[Task inputs — start]

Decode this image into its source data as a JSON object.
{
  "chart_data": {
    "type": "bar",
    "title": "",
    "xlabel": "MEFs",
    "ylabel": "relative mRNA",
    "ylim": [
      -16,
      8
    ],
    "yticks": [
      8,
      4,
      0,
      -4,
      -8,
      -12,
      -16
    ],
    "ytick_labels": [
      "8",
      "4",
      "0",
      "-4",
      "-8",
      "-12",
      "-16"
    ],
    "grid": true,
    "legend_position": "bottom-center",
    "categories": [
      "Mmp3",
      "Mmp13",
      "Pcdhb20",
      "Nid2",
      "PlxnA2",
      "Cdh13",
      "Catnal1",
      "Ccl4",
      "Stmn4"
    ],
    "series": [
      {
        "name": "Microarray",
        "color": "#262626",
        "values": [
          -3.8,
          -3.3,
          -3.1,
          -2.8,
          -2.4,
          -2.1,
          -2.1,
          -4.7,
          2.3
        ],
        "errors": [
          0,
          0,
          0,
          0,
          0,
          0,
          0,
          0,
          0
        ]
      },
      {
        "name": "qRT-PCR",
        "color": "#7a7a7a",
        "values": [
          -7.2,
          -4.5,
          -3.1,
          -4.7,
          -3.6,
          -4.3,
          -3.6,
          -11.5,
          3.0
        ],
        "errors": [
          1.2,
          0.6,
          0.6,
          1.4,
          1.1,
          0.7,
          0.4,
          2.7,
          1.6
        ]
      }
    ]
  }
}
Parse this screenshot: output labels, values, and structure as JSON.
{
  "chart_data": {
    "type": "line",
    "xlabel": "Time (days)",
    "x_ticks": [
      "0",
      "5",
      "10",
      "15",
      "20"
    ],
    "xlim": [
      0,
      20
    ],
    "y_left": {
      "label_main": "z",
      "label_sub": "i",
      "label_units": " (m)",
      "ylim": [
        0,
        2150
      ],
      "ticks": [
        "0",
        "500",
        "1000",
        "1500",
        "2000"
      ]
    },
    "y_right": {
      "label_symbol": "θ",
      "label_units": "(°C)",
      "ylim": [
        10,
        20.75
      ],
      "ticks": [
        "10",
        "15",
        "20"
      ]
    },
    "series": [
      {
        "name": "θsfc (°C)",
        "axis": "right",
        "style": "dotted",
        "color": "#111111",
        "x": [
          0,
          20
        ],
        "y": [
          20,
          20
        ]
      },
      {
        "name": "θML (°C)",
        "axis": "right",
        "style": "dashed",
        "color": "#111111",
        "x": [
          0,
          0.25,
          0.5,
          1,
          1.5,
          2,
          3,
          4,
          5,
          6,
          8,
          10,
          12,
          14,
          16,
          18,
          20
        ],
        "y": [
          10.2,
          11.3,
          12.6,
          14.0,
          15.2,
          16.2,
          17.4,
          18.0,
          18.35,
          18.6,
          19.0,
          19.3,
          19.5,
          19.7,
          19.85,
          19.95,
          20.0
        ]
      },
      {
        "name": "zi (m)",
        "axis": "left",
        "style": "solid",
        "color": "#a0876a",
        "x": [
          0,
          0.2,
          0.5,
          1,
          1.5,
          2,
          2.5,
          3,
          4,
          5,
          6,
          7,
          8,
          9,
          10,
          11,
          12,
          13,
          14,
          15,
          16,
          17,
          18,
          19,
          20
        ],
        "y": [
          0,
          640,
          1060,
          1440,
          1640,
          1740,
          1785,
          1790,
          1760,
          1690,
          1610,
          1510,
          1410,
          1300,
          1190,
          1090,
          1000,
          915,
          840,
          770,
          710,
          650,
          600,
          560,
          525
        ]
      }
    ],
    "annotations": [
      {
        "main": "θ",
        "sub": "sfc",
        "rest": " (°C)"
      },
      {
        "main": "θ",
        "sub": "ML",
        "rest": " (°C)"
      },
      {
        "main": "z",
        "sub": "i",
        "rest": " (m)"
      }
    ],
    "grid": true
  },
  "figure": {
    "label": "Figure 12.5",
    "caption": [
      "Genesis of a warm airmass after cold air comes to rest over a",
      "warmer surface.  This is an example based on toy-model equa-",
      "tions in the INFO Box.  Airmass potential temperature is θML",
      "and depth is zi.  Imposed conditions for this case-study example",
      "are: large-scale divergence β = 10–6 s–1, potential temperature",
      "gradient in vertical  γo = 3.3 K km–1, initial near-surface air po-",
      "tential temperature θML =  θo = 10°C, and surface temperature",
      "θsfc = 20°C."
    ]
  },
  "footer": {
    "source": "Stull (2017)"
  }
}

[Task inputs — finish]

Lines with "style": return each one from the data above.

        "style": "dotted",
        "style": "dashed",
        "style": "solid",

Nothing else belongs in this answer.